→ **RECORDS FOR THIS TASK**:
※

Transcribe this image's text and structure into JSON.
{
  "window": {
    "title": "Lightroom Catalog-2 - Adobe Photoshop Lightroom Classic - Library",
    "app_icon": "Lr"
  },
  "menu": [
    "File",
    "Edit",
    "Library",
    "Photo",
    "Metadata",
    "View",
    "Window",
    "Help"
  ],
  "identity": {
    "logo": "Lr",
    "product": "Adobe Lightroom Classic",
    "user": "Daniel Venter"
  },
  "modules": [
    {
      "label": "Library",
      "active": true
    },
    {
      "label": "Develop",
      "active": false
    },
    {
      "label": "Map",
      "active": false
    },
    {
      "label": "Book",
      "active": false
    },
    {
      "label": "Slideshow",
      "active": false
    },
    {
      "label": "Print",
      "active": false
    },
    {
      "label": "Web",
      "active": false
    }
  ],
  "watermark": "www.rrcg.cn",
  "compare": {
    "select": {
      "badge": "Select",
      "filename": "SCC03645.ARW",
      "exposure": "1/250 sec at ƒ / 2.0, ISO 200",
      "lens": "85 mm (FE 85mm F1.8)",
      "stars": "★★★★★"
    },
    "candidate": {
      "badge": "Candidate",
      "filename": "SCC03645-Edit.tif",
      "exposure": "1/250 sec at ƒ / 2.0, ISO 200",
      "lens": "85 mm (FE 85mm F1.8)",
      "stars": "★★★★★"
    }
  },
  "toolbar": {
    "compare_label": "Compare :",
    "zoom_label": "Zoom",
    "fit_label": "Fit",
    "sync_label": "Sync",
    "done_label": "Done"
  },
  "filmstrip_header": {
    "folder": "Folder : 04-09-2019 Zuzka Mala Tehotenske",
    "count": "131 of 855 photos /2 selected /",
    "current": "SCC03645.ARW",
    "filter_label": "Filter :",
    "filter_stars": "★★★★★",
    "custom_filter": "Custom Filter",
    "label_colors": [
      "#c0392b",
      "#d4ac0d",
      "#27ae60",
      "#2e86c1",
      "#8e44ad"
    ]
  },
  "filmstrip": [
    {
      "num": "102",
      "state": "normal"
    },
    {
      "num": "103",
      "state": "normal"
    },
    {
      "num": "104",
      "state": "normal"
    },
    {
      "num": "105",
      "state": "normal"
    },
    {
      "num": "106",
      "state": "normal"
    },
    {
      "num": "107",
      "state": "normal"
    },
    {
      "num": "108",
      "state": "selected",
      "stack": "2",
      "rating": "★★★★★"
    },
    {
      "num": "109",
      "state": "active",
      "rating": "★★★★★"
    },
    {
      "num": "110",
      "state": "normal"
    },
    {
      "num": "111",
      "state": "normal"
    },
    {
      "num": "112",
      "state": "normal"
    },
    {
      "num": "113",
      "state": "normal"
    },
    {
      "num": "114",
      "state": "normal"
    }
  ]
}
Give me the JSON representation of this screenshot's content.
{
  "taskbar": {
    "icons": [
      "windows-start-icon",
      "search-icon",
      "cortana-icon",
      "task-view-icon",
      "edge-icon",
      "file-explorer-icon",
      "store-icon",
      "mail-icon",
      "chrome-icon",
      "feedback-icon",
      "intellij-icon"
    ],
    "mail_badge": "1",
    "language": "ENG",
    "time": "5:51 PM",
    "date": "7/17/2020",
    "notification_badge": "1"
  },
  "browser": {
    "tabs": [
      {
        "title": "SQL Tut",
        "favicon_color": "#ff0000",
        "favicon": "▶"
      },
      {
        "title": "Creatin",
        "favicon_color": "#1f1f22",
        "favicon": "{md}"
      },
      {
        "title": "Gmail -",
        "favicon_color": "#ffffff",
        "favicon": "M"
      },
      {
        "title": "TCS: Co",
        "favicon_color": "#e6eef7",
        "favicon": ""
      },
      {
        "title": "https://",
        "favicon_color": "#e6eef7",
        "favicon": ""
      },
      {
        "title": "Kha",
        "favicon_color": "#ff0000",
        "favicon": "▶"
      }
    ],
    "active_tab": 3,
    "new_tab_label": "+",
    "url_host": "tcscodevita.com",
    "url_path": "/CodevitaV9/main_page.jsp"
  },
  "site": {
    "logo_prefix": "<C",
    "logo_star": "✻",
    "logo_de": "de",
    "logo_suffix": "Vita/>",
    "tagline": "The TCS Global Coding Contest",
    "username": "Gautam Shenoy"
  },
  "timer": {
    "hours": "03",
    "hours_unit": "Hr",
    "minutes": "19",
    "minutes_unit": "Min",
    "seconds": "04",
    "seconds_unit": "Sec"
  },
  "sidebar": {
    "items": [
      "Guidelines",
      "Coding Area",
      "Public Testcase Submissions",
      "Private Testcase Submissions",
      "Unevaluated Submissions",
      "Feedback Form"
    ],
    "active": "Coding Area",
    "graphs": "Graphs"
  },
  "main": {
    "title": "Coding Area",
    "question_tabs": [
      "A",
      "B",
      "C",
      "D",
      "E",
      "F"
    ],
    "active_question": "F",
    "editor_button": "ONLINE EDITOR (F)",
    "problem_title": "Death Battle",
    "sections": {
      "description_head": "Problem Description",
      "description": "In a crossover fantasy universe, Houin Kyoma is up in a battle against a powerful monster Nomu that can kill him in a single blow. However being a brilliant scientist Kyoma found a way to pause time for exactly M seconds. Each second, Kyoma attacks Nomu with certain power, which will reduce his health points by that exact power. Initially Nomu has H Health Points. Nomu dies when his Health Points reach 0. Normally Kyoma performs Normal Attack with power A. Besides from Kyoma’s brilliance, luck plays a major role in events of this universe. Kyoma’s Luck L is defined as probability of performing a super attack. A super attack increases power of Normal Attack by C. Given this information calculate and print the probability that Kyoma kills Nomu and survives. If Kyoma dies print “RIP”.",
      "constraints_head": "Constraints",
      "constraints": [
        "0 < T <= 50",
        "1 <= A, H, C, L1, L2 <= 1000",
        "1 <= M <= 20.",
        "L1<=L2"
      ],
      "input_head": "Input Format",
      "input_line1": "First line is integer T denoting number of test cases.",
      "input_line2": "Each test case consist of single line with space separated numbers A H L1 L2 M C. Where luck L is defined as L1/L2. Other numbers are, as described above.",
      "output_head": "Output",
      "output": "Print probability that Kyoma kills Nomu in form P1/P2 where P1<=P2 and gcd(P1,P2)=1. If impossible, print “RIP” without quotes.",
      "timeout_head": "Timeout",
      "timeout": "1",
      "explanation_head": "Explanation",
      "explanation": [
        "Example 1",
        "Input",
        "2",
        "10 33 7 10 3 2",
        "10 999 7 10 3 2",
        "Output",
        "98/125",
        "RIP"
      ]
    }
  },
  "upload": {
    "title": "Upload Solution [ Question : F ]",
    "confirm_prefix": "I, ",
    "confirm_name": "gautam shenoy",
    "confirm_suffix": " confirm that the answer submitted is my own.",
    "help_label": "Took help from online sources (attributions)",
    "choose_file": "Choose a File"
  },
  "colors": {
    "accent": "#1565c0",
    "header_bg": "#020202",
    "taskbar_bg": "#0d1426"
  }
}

※

→ **THE TASK**:
Every line that holds the word "kills" counts once; state the total number of such lines and nothing else.

→ **TASK ANSWER**:
2